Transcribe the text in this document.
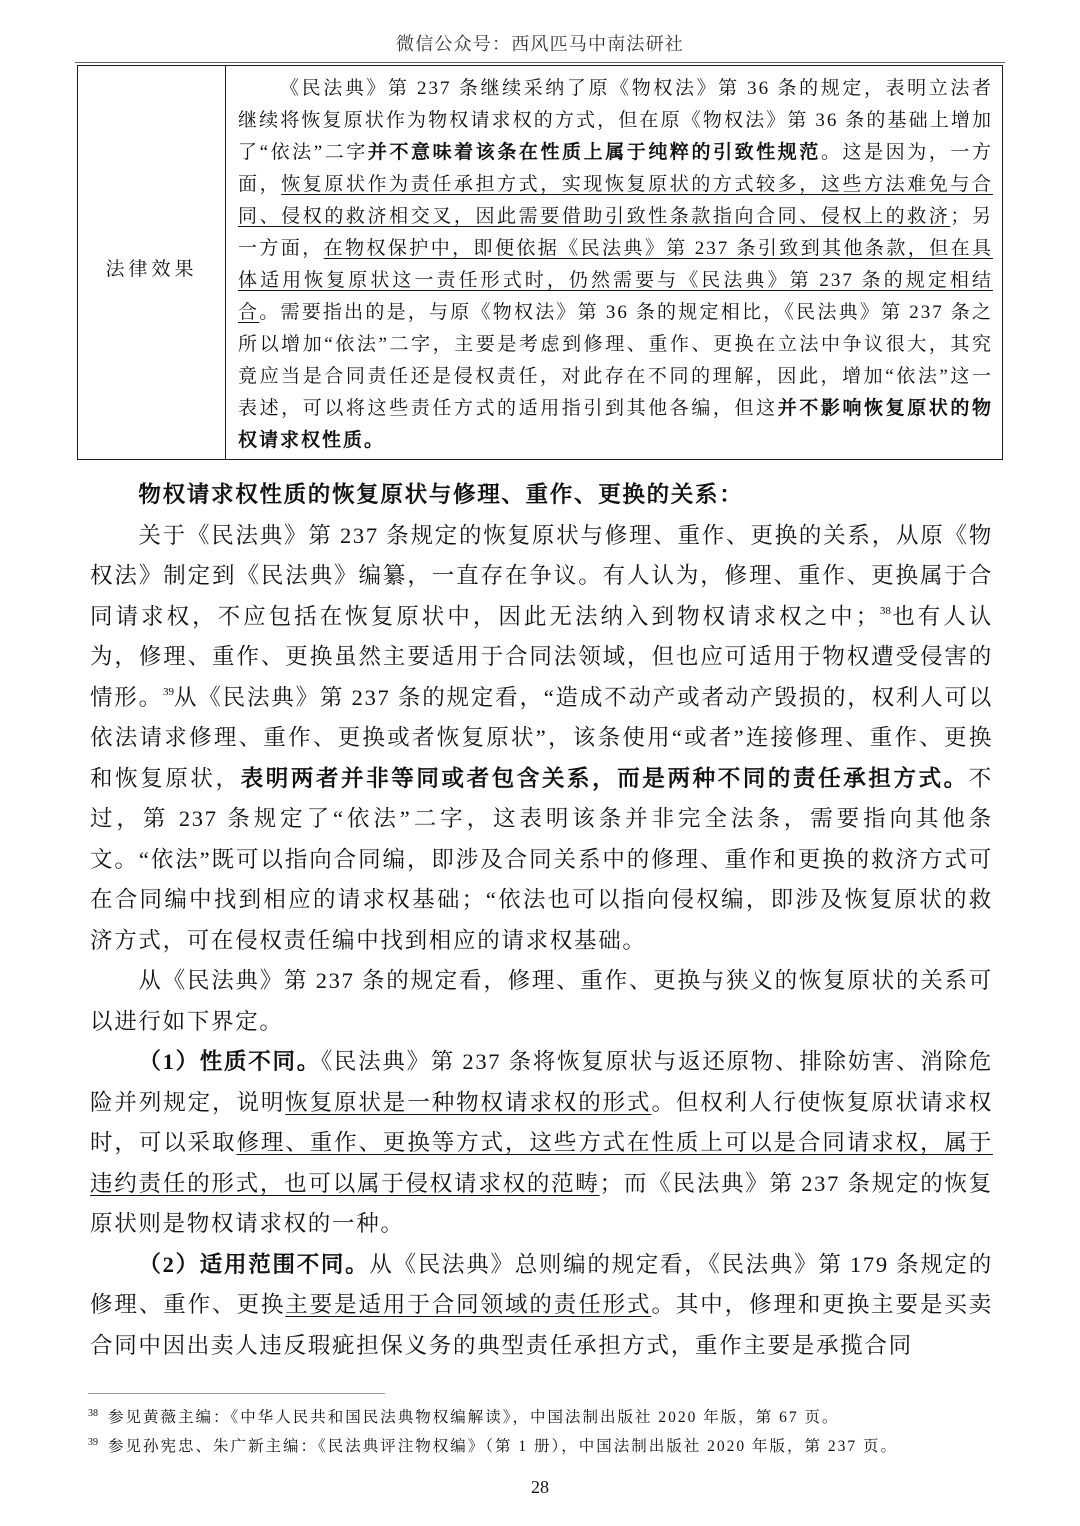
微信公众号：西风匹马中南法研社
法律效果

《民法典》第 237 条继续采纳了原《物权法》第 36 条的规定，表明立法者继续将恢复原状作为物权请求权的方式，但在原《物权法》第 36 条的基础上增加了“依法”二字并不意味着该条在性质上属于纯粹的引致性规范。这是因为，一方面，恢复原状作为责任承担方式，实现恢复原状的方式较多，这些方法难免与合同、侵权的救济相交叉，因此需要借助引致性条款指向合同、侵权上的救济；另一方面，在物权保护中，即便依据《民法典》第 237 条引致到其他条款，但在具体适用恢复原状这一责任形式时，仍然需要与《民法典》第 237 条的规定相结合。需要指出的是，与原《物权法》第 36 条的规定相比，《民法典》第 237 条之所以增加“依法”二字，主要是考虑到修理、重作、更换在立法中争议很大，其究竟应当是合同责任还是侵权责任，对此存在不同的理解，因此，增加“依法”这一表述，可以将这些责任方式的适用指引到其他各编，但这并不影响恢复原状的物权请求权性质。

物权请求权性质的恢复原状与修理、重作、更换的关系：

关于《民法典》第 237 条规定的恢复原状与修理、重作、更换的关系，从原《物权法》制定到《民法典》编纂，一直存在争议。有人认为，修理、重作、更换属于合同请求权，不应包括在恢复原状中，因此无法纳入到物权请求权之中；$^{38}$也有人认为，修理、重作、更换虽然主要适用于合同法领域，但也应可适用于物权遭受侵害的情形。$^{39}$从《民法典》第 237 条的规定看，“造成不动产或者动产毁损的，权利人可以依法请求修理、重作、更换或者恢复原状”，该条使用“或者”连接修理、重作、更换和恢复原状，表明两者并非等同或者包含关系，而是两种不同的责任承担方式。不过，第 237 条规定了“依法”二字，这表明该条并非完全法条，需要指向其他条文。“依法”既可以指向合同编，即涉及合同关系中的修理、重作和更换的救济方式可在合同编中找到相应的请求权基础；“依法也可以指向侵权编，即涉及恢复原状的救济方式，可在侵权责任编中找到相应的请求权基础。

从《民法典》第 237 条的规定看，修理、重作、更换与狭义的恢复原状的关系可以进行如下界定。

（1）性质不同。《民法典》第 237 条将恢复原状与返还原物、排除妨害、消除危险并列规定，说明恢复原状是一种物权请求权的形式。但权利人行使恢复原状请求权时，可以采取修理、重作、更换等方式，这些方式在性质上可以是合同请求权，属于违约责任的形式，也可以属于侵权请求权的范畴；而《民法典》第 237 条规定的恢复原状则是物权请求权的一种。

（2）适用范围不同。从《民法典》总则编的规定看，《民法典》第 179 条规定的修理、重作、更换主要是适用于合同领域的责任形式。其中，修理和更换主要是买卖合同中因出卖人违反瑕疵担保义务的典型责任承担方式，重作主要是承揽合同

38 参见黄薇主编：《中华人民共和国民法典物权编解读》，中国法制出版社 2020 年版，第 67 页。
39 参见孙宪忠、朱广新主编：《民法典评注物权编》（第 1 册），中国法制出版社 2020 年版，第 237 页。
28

Written exercise
Transcribe all of the material exactly, leaving out whatever pictures it contains.

Solution to this task
Transcribe the text in this document.
微信公众号：西风匹马中南法研社
法律效果

《民法典》第 237 条继续采纳了原《物权法》第 36 条的规定，表明立法者继续将恢复原状作为物权请求权的方式，但在原《物权法》第 36 条的基础上增加了“依法”二字并不意味着该条在性质上属于纯粹的引致性规范。这是因为，一方面，恢复原状作为责任承担方式，实现恢复原状的方式较多，这些方法难免与合同、侵权的救济相交叉，因此需要借助引致性条款指向合同、侵权上的救济；另一方面，在物权保护中，即便依据《民法典》第 237 条引致到其他条款，但在具体适用恢复原状这一责任形式时，仍然需要与《民法典》第 237 条的规定相结合。需要指出的是，与原《物权法》第 36 条的规定相比，《民法典》第 237 条之所以增加“依法”二字，主要是考虑到修理、重作、更换在立法中争议很大，其究竟应当是合同责任还是侵权责任，对此存在不同的理解，因此，增加“依法”这一表述，可以将这些责任方式的适用指引到其他各编，但这并不影响恢复原状的物权请求权性质。

物权请求权性质的恢复原状与修理、重作、更换的关系：

关于《民法典》第 237 条规定的恢复原状与修理、重作、更换的关系，从原《物权法》制定到《民法典》编纂，一直存在争议。有人认为，修理、重作、更换属于合同请求权，不应包括在恢复原状中，因此无法纳入到物权请求权之中；$^{38}$也有人认为，修理、重作、更换虽然主要适用于合同法领域，但也应可适用于物权遭受侵害的情形。$^{39}$从《民法典》第 237 条的规定看，“造成不动产或者动产毁损的，权利人可以依法请求修理、重作、更换或者恢复原状”，该条使用“或者”连接修理、重作、更换和恢复原状，表明两者并非等同或者包含关系，而是两种不同的责任承担方式。不过，第 237 条规定了“依法”二字，这表明该条并非完全法条，需要指向其他条文。“依法”既可以指向合同编，即涉及合同关系中的修理、重作和更换的救济方式可在合同编中找到相应的请求权基础；“依法也可以指向侵权编，即涉及恢复原状的救济方式，可在侵权责任编中找到相应的请求权基础。

从《民法典》第 237 条的规定看，修理、重作、更换与狭义的恢复原状的关系可以进行如下界定。

（1）性质不同。《民法典》第 237 条将恢复原状与返还原物、排除妨害、消除危险并列规定，说明恢复原状是一种物权请求权的形式。但权利人行使恢复原状请求权时，可以采取修理、重作、更换等方式，这些方式在性质上可以是合同请求权，属于违约责任的形式，也可以属于侵权请求权的范畴；而《民法典》第 237 条规定的恢复原状则是物权请求权的一种。

（2）适用范围不同。从《民法典》总则编的规定看，《民法典》第 179 条规定的修理、重作、更换主要是适用于合同领域的责任形式。其中，修理和更换主要是买卖合同中因出卖人违反瑕疵担保义务的典型责任承担方式，重作主要是承揽合同

38 参见黄薇主编：《中华人民共和国民法典物权编解读》，中国法制出版社 2020 年版，第 67 页。
39 参见孙宪忠、朱广新主编：《民法典评注物权编》（第 1 册），中国法制出版社 2020 年版，第 237 页。
28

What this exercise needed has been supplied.